• Task objective:
Repeat every record exactly, but keep images out of the copy.
* * *
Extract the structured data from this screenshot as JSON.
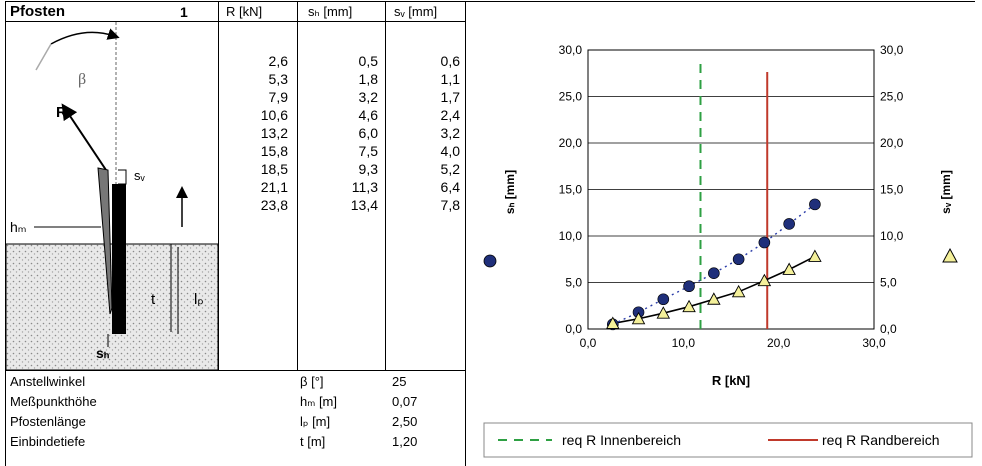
{
  "table": {
    "title": "Pfosten",
    "number": "1",
    "col_r": "R [kN]",
    "col_sh": "sₕ [mm]",
    "col_sv": "sᵥ [mm]",
    "r_values": [
      "2,6",
      "5,3",
      "7,9",
      "10,6",
      "13,2",
      "15,8",
      "18,5",
      "21,1",
      "23,8"
    ],
    "sh_values": [
      "0,5",
      "1,8",
      "3,2",
      "4,6",
      "6,0",
      "7,5",
      "9,3",
      "11,3",
      "13,4"
    ],
    "sv_values": [
      "0,6",
      "1,1",
      "1,7",
      "2,4",
      "3,2",
      "4,0",
      "5,2",
      "6,4",
      "7,8"
    ]
  },
  "diagram": {
    "beta": "β",
    "r": "R",
    "sv": "sᵥ",
    "hm": "hₘ",
    "t": "t",
    "lp": "lₚ",
    "sh": "sₕ"
  },
  "params": [
    {
      "label": "Anstellwinkel",
      "unit": "β [°]",
      "value": "25"
    },
    {
      "label": "Meßpunkthöhe",
      "unit": "hₘ [m]",
      "value": "0,07"
    },
    {
      "label": "Pfostenlänge",
      "unit": "lₚ [m]",
      "value": "2,50"
    },
    {
      "label": "Einbindetiefe",
      "unit": "t [m]",
      "value": "1,20"
    }
  ],
  "chart_data": {
    "type": "scatter",
    "xlabel": "R [kN]",
    "ylabel_left": "sₕ [mm]",
    "ylabel_right": "sᵥ [mm]",
    "xlim": [
      0,
      30
    ],
    "ylim": [
      0,
      30
    ],
    "x_ticks": [
      "0,0",
      "10,0",
      "20,0",
      "30,0"
    ],
    "y_ticks": [
      "0,0",
      "5,0",
      "10,0",
      "15,0",
      "20,0",
      "25,0",
      "30,0"
    ],
    "grid": "horizontal",
    "series": [
      {
        "name": "sₕ",
        "marker": "circle",
        "color": "#1f2f7a",
        "x": [
          2.6,
          5.3,
          7.9,
          10.6,
          13.2,
          15.8,
          18.5,
          21.1,
          23.8
        ],
        "y": [
          0.5,
          1.8,
          3.2,
          4.6,
          6.0,
          7.5,
          9.3,
          11.3,
          13.4
        ]
      },
      {
        "name": "sᵥ",
        "marker": "triangle",
        "color": "#f4f09a",
        "x": [
          2.6,
          5.3,
          7.9,
          10.6,
          13.2,
          15.8,
          18.5,
          21.1,
          23.8
        ],
        "y": [
          0.6,
          1.1,
          1.7,
          2.4,
          3.2,
          4.0,
          5.2,
          6.4,
          7.8
        ]
      }
    ],
    "vlines": [
      {
        "name": "req R Innenbereich",
        "x": 11.8,
        "color": "#2ea043",
        "style": "dashed"
      },
      {
        "name": "req R Randbereich",
        "x": 18.8,
        "color": "#c0392b",
        "style": "solid"
      }
    ],
    "legend": "bottom"
  }
}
* * *
• The result:
Extract the structured data from this screenshot as JSON.
{
  "table": {
    "title": "Pfosten",
    "number": "1",
    "col_r": "R [kN]",
    "col_sh": "sₕ [mm]",
    "col_sv": "sᵥ [mm]",
    "r_values": [
      "2,6",
      "5,3",
      "7,9",
      "10,6",
      "13,2",
      "15,8",
      "18,5",
      "21,1",
      "23,8"
    ],
    "sh_values": [
      "0,5",
      "1,8",
      "3,2",
      "4,6",
      "6,0",
      "7,5",
      "9,3",
      "11,3",
      "13,4"
    ],
    "sv_values": [
      "0,6",
      "1,1",
      "1,7",
      "2,4",
      "3,2",
      "4,0",
      "5,2",
      "6,4",
      "7,8"
    ]
  },
  "diagram": {
    "beta": "β",
    "r": "R",
    "sv": "sᵥ",
    "hm": "hₘ",
    "t": "t",
    "lp": "lₚ",
    "sh": "sₕ"
  },
  "params": [
    {
      "label": "Anstellwinkel",
      "unit": "β [°]",
      "value": "25"
    },
    {
      "label": "Meßpunkthöhe",
      "unit": "hₘ [m]",
      "value": "0,07"
    },
    {
      "label": "Pfostenlänge",
      "unit": "lₚ [m]",
      "value": "2,50"
    },
    {
      "label": "Einbindetiefe",
      "unit": "t [m]",
      "value": "1,20"
    }
  ],
  "chart_data": {
    "type": "scatter",
    "xlabel": "R [kN]",
    "ylabel_left": "sₕ [mm]",
    "ylabel_right": "sᵥ [mm]",
    "xlim": [
      0,
      30
    ],
    "ylim": [
      0,
      30
    ],
    "x_ticks": [
      "0,0",
      "10,0",
      "20,0",
      "30,0"
    ],
    "y_ticks": [
      "0,0",
      "5,0",
      "10,0",
      "15,0",
      "20,0",
      "25,0",
      "30,0"
    ],
    "grid": "horizontal",
    "series": [
      {
        "name": "sₕ",
        "marker": "circle",
        "color": "#1f2f7a",
        "x": [
          2.6,
          5.3,
          7.9,
          10.6,
          13.2,
          15.8,
          18.5,
          21.1,
          23.8
        ],
        "y": [
          0.5,
          1.8,
          3.2,
          4.6,
          6.0,
          7.5,
          9.3,
          11.3,
          13.4
        ]
      },
      {
        "name": "sᵥ",
        "marker": "triangle",
        "color": "#f4f09a",
        "x": [
          2.6,
          5.3,
          7.9,
          10.6,
          13.2,
          15.8,
          18.5,
          21.1,
          23.8
        ],
        "y": [
          0.6,
          1.1,
          1.7,
          2.4,
          3.2,
          4.0,
          5.2,
          6.4,
          7.8
        ]
      }
    ],
    "vlines": [
      {
        "name": "req R Innenbereich",
        "x": 11.8,
        "color": "#2ea043",
        "style": "dashed"
      },
      {
        "name": "req R Randbereich",
        "x": 18.8,
        "color": "#c0392b",
        "style": "solid"
      }
    ],
    "legend": "bottom"
  }
}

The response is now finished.